- **Problem details**
Continue the article about Sam Darnold and the Vikings, starting right after its last sentence.

- **Excerpt to read**
■ ■ ■ ■ ■

Sam Darnold isn’t the Vikings savior, but here’s how he wins

The Vikings were left in an impossible decision with the announcement that Kirk Cousins was heading to the Atlanta Falcons. It was an expected departure in the near future, but Minnesota didn’t think it would come to an end this quickly. It left the team without a starting quarterback, a market of thinning options, and a draft position that didn’t ensure they’d find a prospect in the 2024 NFL Draft.

Enter Sam Darnold, the one-year rental designed to just steady the ship while the organization works out what it’s next step will be. The reality is that 2024 went very quickly from an assumed return to the playoffs, to a complete nightmare for Vikings fans — with very real concerns whether Justin Jefferson, the league’s best wide receiver, will endure this rebuild at the position.

I’m intimately aware of Sam Darnold’s game. As a fan of the Panthers I watched him play for a season and a half under center, arriving in Carolina with much of the same promise that this could be the team that could “fix” him. Let’s dive into what Darnold’s time in Carolina taught us, and whether Vikings fans have anything to look forward to.

Who is Sam Darnold as a player?

Physically you’re talking about a guy who has all the tools. This was present when he was drafted in 2018. Darnold has good size, underrated athleticism, and an NFL-caliber arm to make almost all the throws you want to see on a regular basis.

The biggest issue is consistency. In fact, Darnold may be one of the most inconsistent starting quarterbacks I’ve seen play in Carolina. He consistently vacillates between making All Pro caliber throws, then looking as if he’s forgotten how to play the position the next.

It’s not for lack of confidence, but rather a pervasive fear of pressure. Darnold’s infamous “seeing ghosts” line in New York exists to this day. If the pocket is clean and he feels comfortable he will make the throws, but he reacts incredibly poorly to not just pressure, but perceived pressure — and that’s a mammoth problem.

Darnold was unable to differentiate times where he was actually under threat of being hit and needed to get the ball away, and when it only looked like he was going to be taken down. This led to far too many plays Darnold gave up on, or released the ball too early, leaving yards on the field as a result.

In 2022 when Darnold bounced back into a starting role he returned under a much better Panthers offensive line. It’s for this reason his numbers jumped and he was able to find his rhythm. Still, there remains a pervasive, ceaseless problem where Darnold mishandles pressure, and when this starts he has a tendency to get in his own head and spiral.

Sam Darnold, inside the numbers

So the question now is “Where does Sam Darnold win?” This is actually an area where he’s a good fit for the Vikings. As a quarterback he has been hard-coded with mistrust, likely from his time in New York. As a result he doesn’t lead his receivers particularly well, or throw any passes he doesn’t feel will be wins.

■ ■ ■ ■ ■

- **Listing**
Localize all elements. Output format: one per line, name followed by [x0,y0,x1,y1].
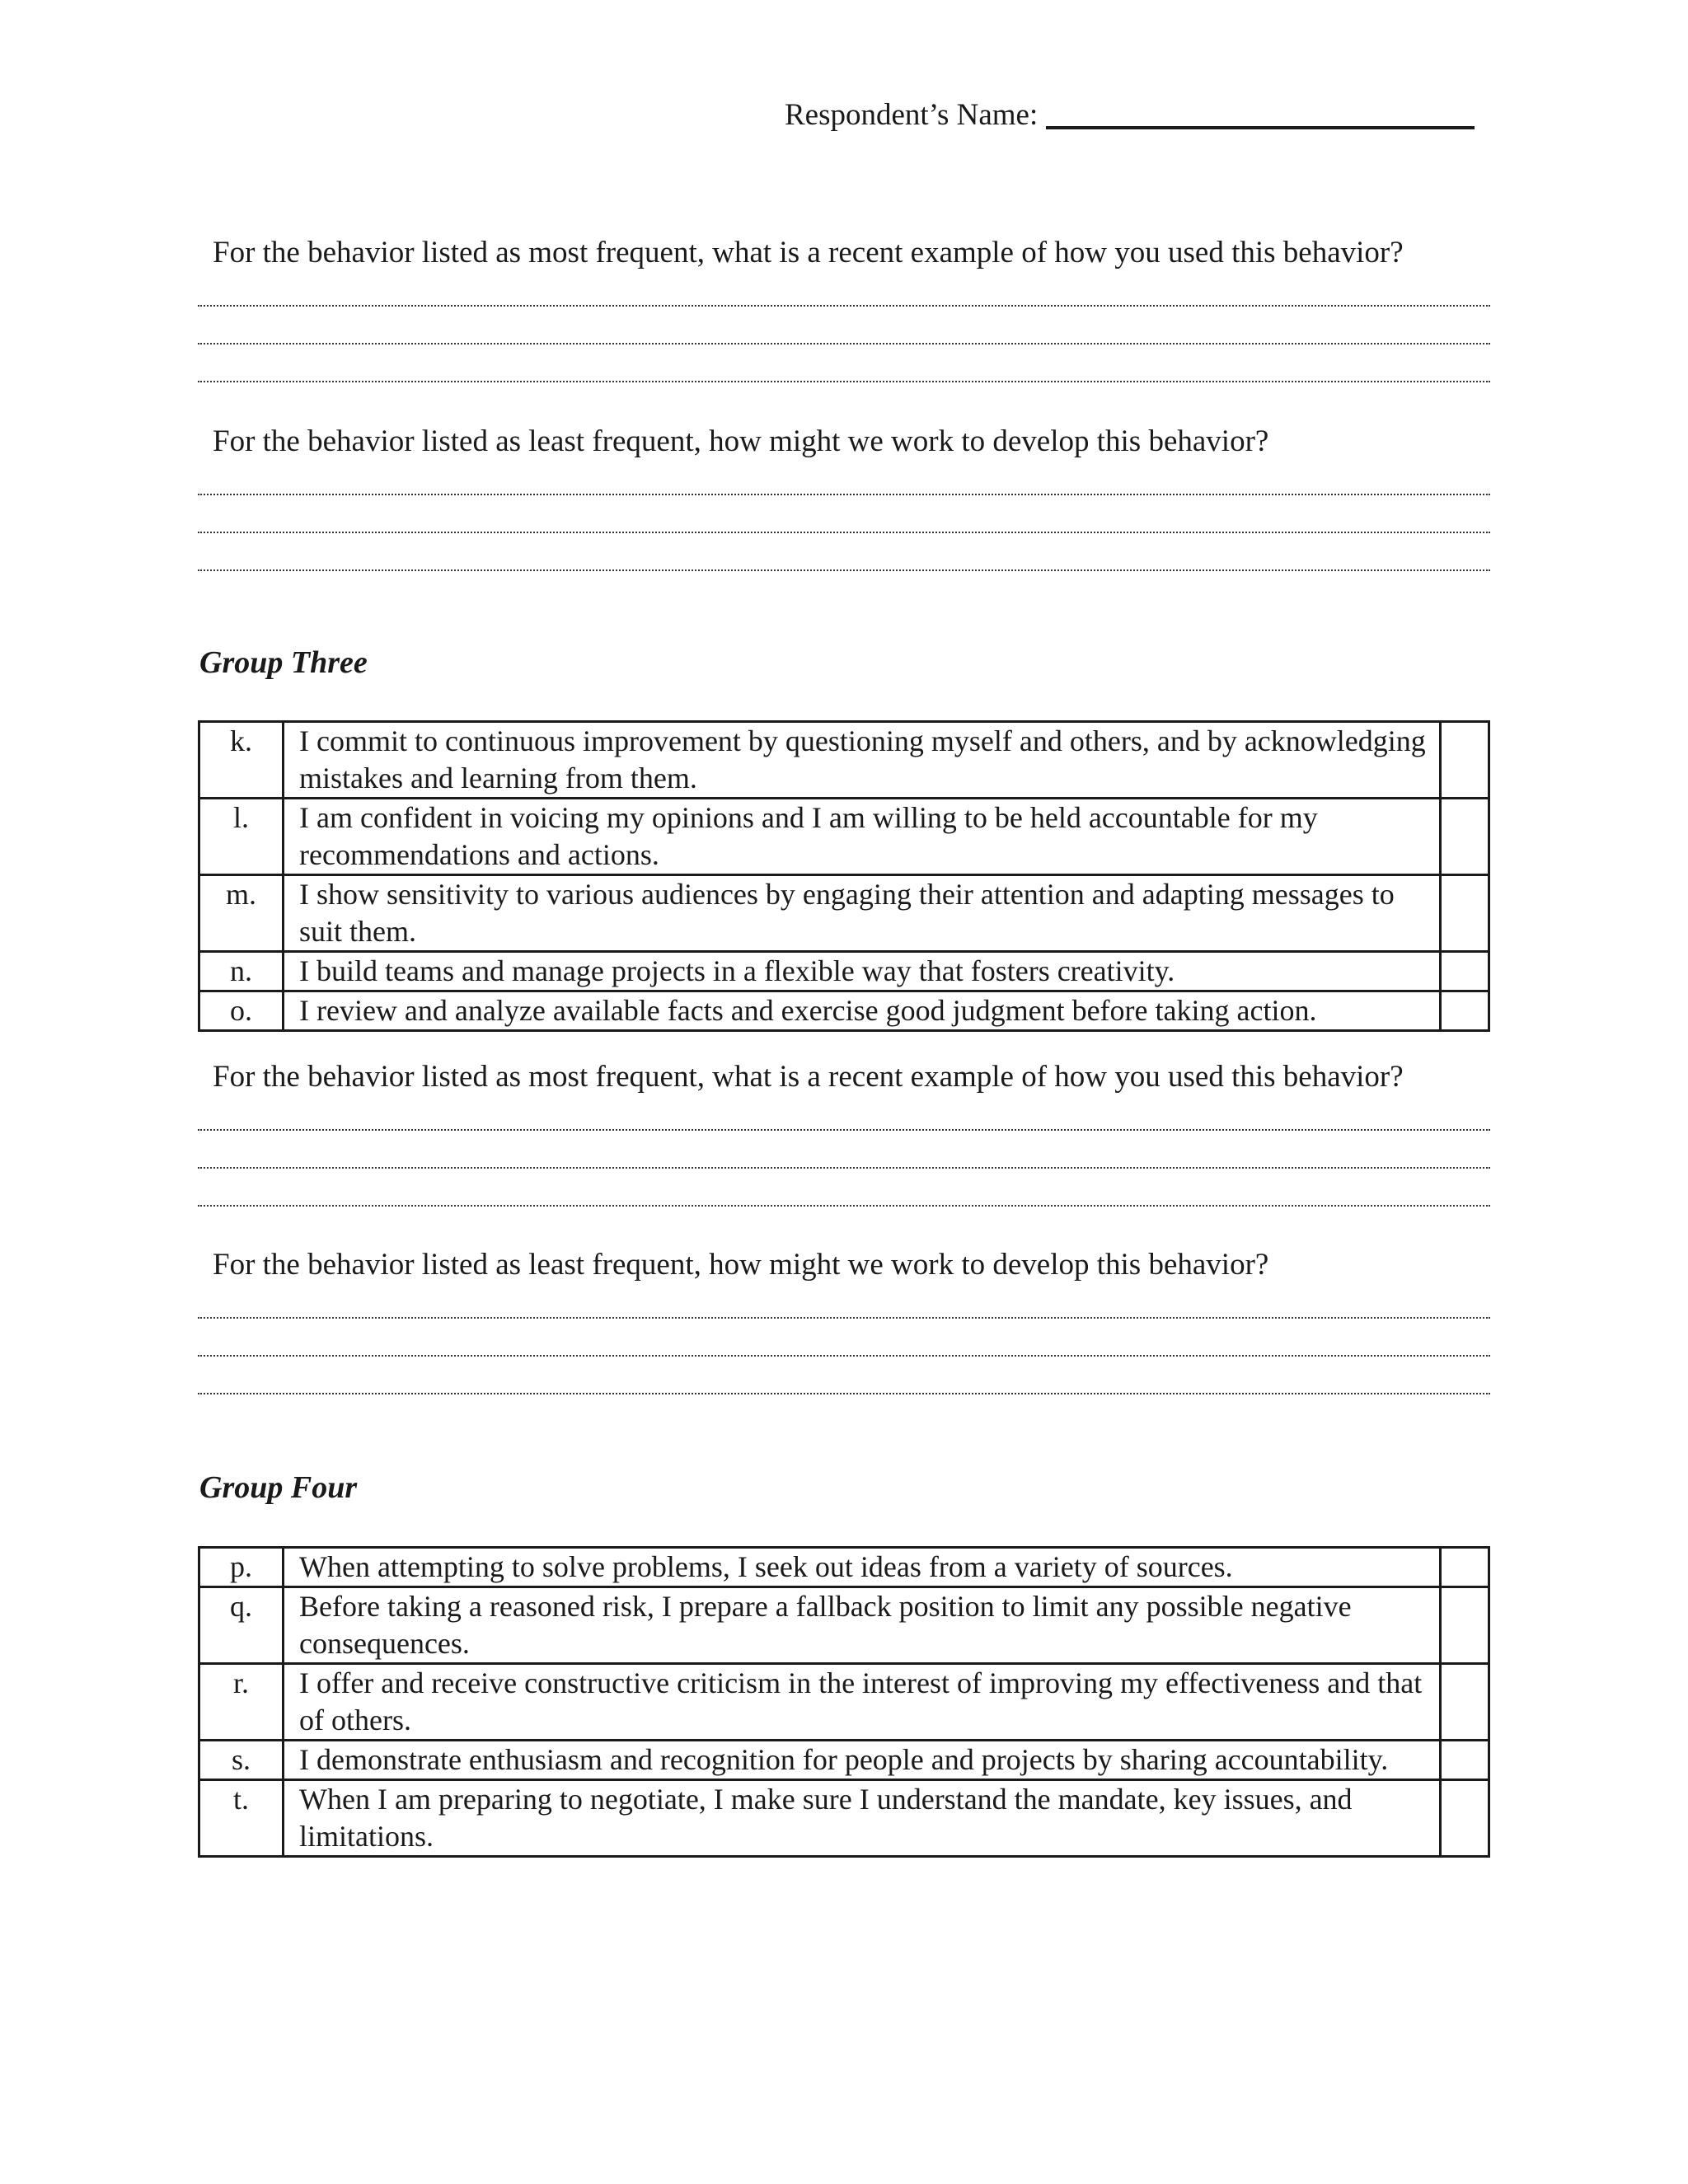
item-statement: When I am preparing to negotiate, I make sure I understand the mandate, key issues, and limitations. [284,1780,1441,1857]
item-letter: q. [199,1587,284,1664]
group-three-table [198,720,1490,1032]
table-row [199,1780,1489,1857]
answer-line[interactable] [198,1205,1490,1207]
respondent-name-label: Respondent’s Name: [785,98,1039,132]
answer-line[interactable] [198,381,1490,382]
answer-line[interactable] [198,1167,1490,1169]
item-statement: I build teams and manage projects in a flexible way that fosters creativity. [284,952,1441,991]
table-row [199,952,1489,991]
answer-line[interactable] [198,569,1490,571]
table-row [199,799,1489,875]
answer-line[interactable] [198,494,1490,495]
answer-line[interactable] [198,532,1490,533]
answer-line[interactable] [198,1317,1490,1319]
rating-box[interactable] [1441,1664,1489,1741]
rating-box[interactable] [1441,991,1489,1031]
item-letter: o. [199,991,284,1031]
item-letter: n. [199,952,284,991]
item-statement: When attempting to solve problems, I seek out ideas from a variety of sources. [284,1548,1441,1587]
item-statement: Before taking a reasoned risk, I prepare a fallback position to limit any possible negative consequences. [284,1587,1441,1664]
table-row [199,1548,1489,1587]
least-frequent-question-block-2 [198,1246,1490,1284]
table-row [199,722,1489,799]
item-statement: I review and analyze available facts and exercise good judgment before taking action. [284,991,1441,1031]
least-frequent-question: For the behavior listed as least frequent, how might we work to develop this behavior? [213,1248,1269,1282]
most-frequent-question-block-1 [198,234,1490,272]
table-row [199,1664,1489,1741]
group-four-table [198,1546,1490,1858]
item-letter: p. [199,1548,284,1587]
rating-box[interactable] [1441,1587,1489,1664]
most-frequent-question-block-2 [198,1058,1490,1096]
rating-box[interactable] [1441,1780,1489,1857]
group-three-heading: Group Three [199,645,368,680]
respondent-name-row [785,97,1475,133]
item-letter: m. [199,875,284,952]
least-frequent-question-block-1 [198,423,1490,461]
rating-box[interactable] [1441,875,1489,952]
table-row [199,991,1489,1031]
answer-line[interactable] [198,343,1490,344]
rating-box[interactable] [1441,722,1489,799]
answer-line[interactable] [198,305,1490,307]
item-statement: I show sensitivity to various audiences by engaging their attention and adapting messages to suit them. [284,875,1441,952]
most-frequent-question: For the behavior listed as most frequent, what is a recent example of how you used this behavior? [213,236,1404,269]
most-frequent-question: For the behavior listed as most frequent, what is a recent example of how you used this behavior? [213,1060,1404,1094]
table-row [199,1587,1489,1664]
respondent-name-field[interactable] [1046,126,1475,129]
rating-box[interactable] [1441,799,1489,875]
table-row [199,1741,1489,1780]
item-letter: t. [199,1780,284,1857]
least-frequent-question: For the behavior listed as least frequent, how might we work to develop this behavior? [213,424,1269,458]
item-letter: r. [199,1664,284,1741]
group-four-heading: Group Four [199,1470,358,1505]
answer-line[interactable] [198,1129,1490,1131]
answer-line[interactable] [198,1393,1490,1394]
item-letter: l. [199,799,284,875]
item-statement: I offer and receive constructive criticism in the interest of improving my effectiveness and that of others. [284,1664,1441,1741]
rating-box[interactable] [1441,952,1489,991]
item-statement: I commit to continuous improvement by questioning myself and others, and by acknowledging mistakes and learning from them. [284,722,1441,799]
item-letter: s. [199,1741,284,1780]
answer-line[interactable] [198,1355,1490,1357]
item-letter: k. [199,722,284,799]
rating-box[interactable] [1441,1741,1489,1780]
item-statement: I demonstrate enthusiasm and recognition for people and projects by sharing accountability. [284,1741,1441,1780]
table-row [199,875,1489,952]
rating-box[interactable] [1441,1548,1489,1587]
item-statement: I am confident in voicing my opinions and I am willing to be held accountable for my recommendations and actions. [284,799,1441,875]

■ ■ ■ ■ ■

- **Expected output**
Both Justin Jefferson and Jordan Addison excel at getting separation early in their break. This is huge for Darnold under center, because he likes to have a safety blanket of knowing he’s got an open window before he releases the ball.

When he has that confirmation he can actually be a quite good quarterback. D.J. Moore was skilled at getting early separation in 2022, and the link between Darnold and Moore was one of the only bright spots about the Panthers offense that year. When he has that level of safety there’s no problem with him ripping the ball downfield, with intended air yards in 2022 of 7.9 that season — well above league average.

The flip side is that he was incredibly well protected. Darnold was only under pressure on 20.2 percent of snaps in 2022, which is astonishingly low for a struggling team. By comparison Bryce Young, under the crumbling Panthers line in 2023, was under pressure on 24.2 percent of downs.

Darnold is at his best running plays off play action. His 2022 splits in Carolina were pronounced in this regard.

  • Play action passes: 45-of-52 (86 percent), 414 yards (8.0 yards-per-attempts)
  • Traditional drop backs and RPO: 37-of-88 (42 percent), 729 yards (8.2 yards-per-attempt)

If the Vikings can establish the run with Aaron Jones, and the threat of his rushing ability leads defenses to committing a safety to the box, then the team can run play action and Darnold can be most comfortable.

Darnold is an incredible streaky passer, so don’t get caught in the hype

At times Darnold’s performances can look out of this world, but they’re fools gold. His tenure in Carolina taught fans this the hard way. After the trade in 2021 he came out of the gate looking like a Pro Bowl quarterback. His four-game streak to open the season truly had fans believing the team had fleeced the hapless Jets and gotten a soon-to-be top quarterback.

99-of-146 (67 percent), 1,189 yards, 5 TD, 3 INT — 95.38 passer rating

Then everything fell apart. Those early games were a product of a lack of pressure, not quarterback skill. Darnold finished the season with 9 touchdowns, 13 interceptions and a passer rating of 71.9.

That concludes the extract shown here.